## [Work instructions]
Send each entry back exactly as given, pictures excluded.

## [Data section]
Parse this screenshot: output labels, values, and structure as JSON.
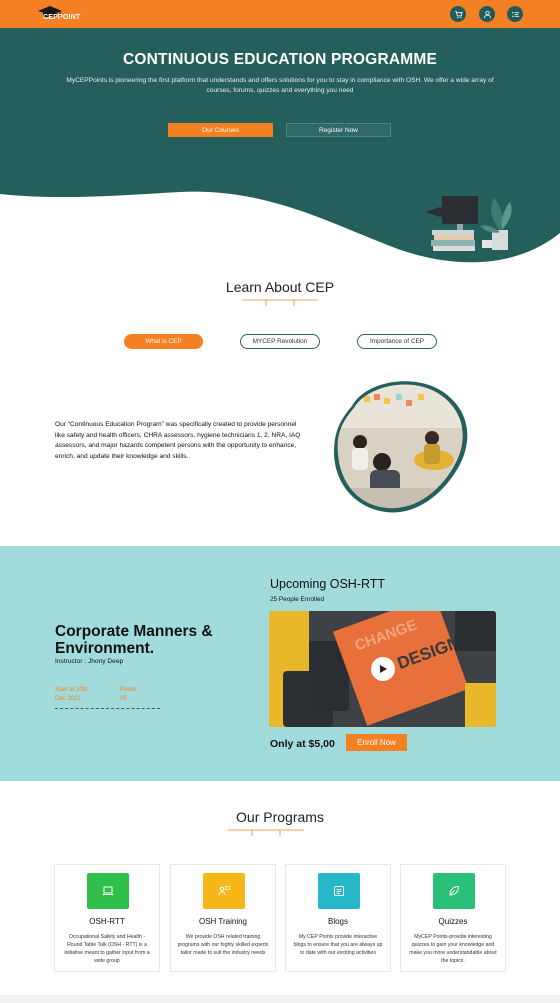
{
  "header": {
    "logo_text": "CEPPOINT",
    "icons": [
      "cart-icon",
      "user-icon",
      "menu-list-icon"
    ]
  },
  "hero": {
    "title": "CONTINUOUS EDUCATION PROGRAMME",
    "description": "MyCEPPoints is pioneering the first platform that understands and offers solutions for you to stay in compliance with OSH. We offer a wide array of courses, forums, quizzes and everything you need",
    "primary_button": "Our Courses",
    "secondary_button": "Register Now"
  },
  "learn": {
    "title": "Learn About CEP",
    "tabs": [
      "What is CEP",
      "MYCEP Revolution",
      "Importance of CEP"
    ],
    "active_tab": 0,
    "text": "Our “Continuous Education Program” was specifically created to provide personnel like safety and health officers, CHRA assessors, hygiene technicians 1, 2, NRA, IAQ assessors, and major hazards competent persons with the opportunity to enhance, enrich, and update their knowledge and skills."
  },
  "upcoming": {
    "course_title": "Corporate Manners & Environment.",
    "instructor": "Instructor : Jhony Deep",
    "start_label": "Start at 20th",
    "start_date": "Dec 2022",
    "points_label": "Points",
    "points_value": "05",
    "section_title": "Upcoming OSH-RTT",
    "enrolled": "25 People Enrolled",
    "price": "Only at $5,00",
    "enroll_button": "Enroll Now"
  },
  "programs": {
    "title": "Our Programs",
    "cards": [
      {
        "title": "OSH-RTT",
        "text": "Occupational Safety and Health - Round Table Talk (OSH - RTT) is a initiative meant to gather input from a wide group",
        "color": "#2ec04a",
        "icon": "laptop-icon"
      },
      {
        "title": "OSH Training",
        "text": "We provide OSH related training programs with our highly skilled experts tailor made to suit the industry needs",
        "color": "#f7b718",
        "icon": "trainer-icon"
      },
      {
        "title": "Blogs",
        "text": "My CEP Points provide interactive blogs to ensure that you are always up to date with our exciting activities",
        "color": "#26b7c9",
        "icon": "document-icon"
      },
      {
        "title": "Quizzes",
        "text": "MyCEP Points-provide interesting quizzes to gain your knowledge and make you more understandable about the topics.",
        "color": "#2bc07a",
        "icon": "leaf-icon"
      }
    ]
  },
  "colors": {
    "brand_orange": "#f58023",
    "hero_teal": "#245f5c",
    "upcoming_bg": "#a1dbdc"
  }
}
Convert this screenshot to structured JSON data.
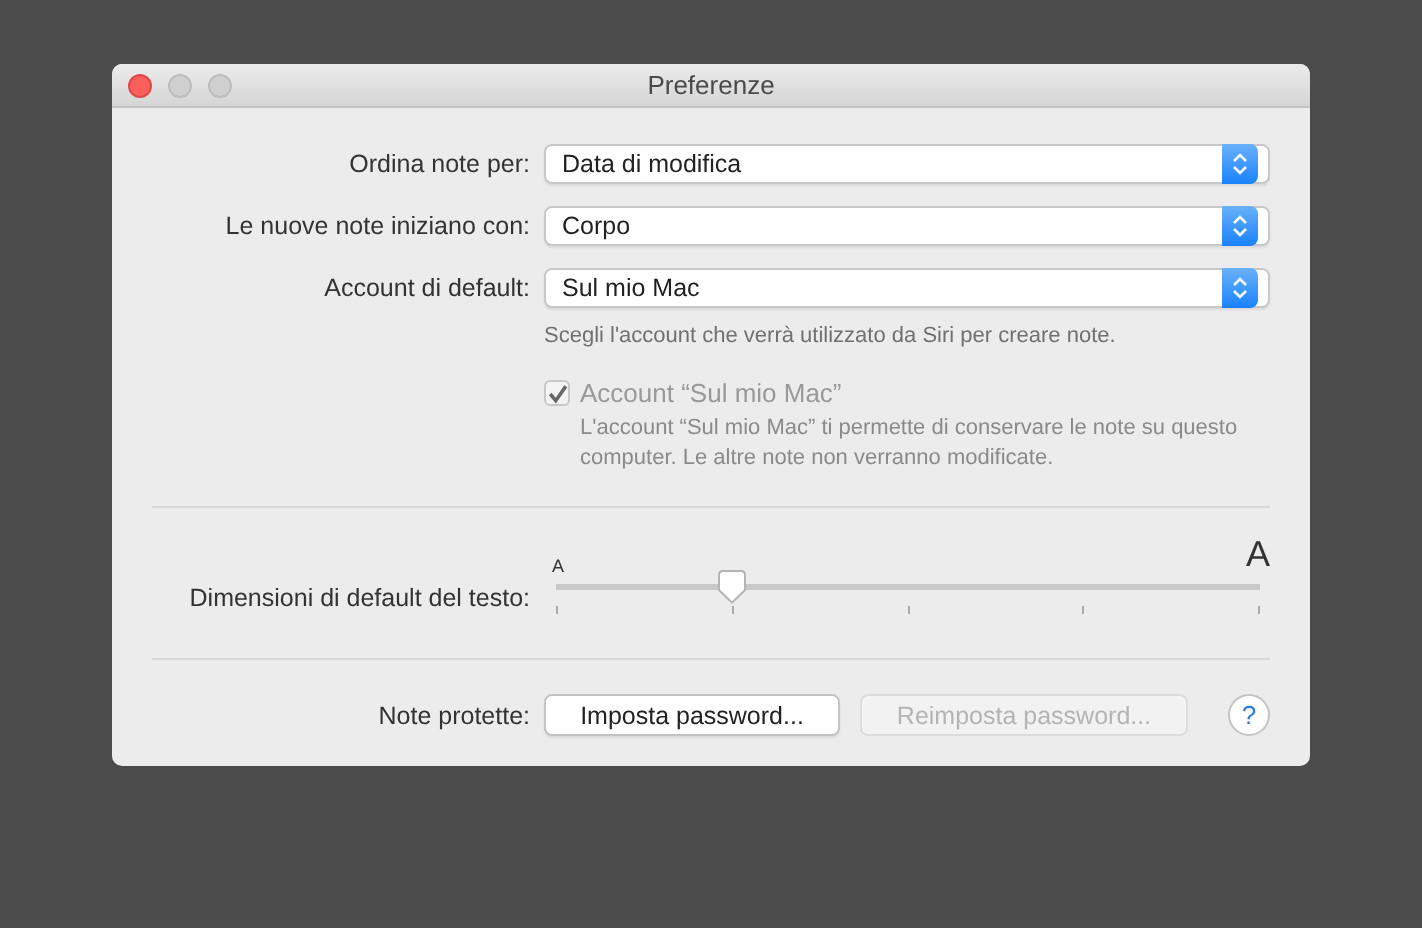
{
  "window": {
    "title": "Preferenze"
  },
  "popups": [
    {
      "label": "Ordina note per:",
      "value": "Data di modifica"
    },
    {
      "label": "Le nuove note iniziano con:",
      "value": "Corpo"
    },
    {
      "label": "Account di default:",
      "value": "Sul mio Mac"
    }
  ],
  "account_hint": "Scegli l'account che verrà utilizzato da Siri per creare note.",
  "local_account": {
    "label": "Account “Sul mio Mac”",
    "checked": true,
    "disabled": true,
    "description": "L'account “Sul mio Mac” ti permette di conservare le note su questo computer. Le altre note non verranno modificate."
  },
  "text_size": {
    "label": "Dimensioni di default del testo:",
    "small_label": "A",
    "large_label": "A",
    "level": 0.25
  },
  "protected_notes": {
    "label": "Note protette:",
    "buttons": [
      {
        "label": "Imposta password...",
        "disabled": false
      },
      {
        "label": "Reimposta password...",
        "disabled": true
      }
    ],
    "help": "?"
  }
}
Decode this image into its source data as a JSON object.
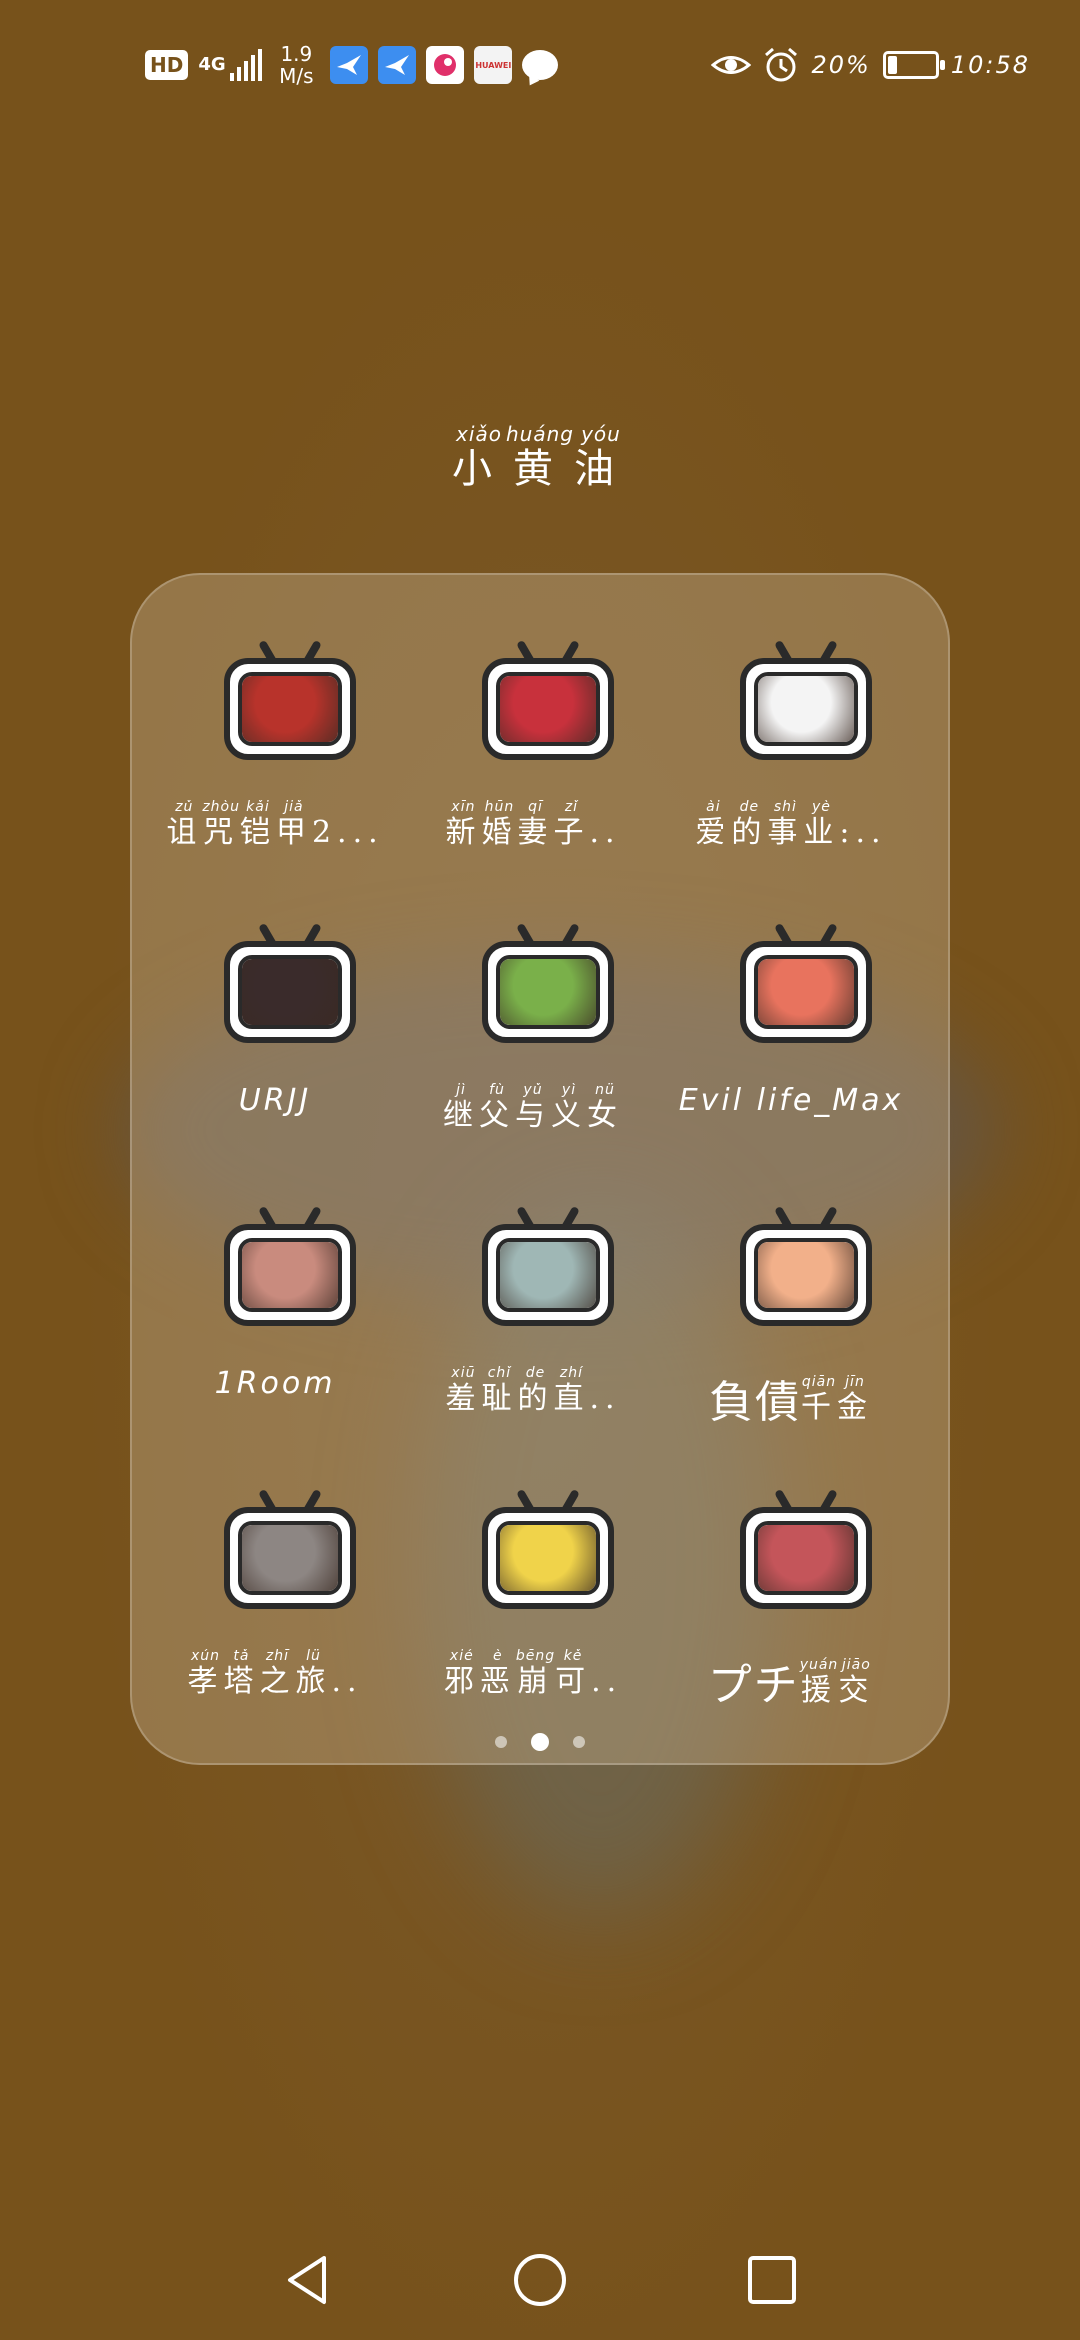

## [Output of the exercise]
Parse this screenshot: output labels, values, and structure as JSON.
{
  "header": {
    "logo_text": "CEPPOINT",
    "icons": [
      "cart-icon",
      "user-icon",
      "menu-list-icon"
    ]
  },
  "hero": {
    "title": "CONTINUOUS EDUCATION PROGRAMME",
    "description": "MyCEPPoints is pioneering the first platform that understands and offers solutions for you to stay in compliance with OSH. We offer a wide array of courses, forums, quizzes and everything you need",
    "primary_button": "Our Courses",
    "secondary_button": "Register Now"
  },
  "learn": {
    "title": "Learn About CEP",
    "tabs": [
      "What is CEP",
      "MYCEP Revolution",
      "Importance of CEP"
    ],
    "active_tab": 0,
    "text": "Our “Continuous Education Program” was specifically created to provide personnel like safety and health officers, CHRA assessors, hygiene technicians 1, 2, NRA, IAQ assessors, and major hazards competent persons with the opportunity to enhance, enrich, and update their knowledge and skills."
  },
  "upcoming": {
    "course_title": "Corporate Manners & Environment.",
    "instructor": "Instructor : Jhony Deep",
    "start_label": "Start at 20th",
    "start_date": "Dec 2022",
    "points_label": "Points",
    "points_value": "05",
    "section_title": "Upcoming OSH-RTT",
    "enrolled": "25 People Enrolled",
    "price": "Only at $5,00",
    "enroll_button": "Enroll Now"
  },
  "programs": {
    "title": "Our Programs",
    "cards": [
      {
        "title": "OSH-RTT",
        "text": "Occupational Safety and Health - Round Table Talk (OSH - RTT) is a initiative meant to gather input from a wide group",
        "color": "#2ec04a",
        "icon": "laptop-icon"
      },
      {
        "title": "OSH Training",
        "text": "We provide OSH related training programs with our highly skilled experts tailor made to suit the industry needs",
        "color": "#f7b718",
        "icon": "trainer-icon"
      },
      {
        "title": "Blogs",
        "text": "My CEP Points provide interactive blogs to ensure that you are always up to date with our exciting activities",
        "color": "#26b7c9",
        "icon": "document-icon"
      },
      {
        "title": "Quizzes",
        "text": "MyCEP Points-provide interesting quizzes to gain your knowledge and make you more understandable about the topics.",
        "color": "#2bc07a",
        "icon": "leaf-icon"
      }
    ]
  },
  "colors": {
    "brand_orange": "#f58023",
    "hero_teal": "#245f5c",
    "upcoming_bg": "#a1dbdc"
  }
}
Convert this screenshot to structured JSON data.
{
  "window": {
    "title": "Preferenze"
  },
  "popups": [
    {
      "label": "Ordina note per:",
      "value": "Data di modifica"
    },
    {
      "label": "Le nuove note iniziano con:",
      "value": "Corpo"
    },
    {
      "label": "Account di default:",
      "value": "Sul mio Mac"
    }
  ],
  "account_hint": "Scegli l'account che verrà utilizzato da Siri per creare note.",
  "local_account": {
    "label": "Account “Sul mio Mac”",
    "checked": true,
    "disabled": true,
    "description": "L'account “Sul mio Mac” ti permette di conservare le note su questo computer. Le altre note non verranno modificate."
  },
  "text_size": {
    "label": "Dimensioni di default del testo:",
    "small_label": "A",
    "large_label": "A",
    "level": 0.25
  },
  "protected_notes": {
    "label": "Note protette:",
    "buttons": [
      {
        "label": "Imposta password...",
        "disabled": false
      },
      {
        "label": "Reimposta password...",
        "disabled": true
      }
    ],
    "help": "?"
  }
}
Decode this image into its source data as a JSON object.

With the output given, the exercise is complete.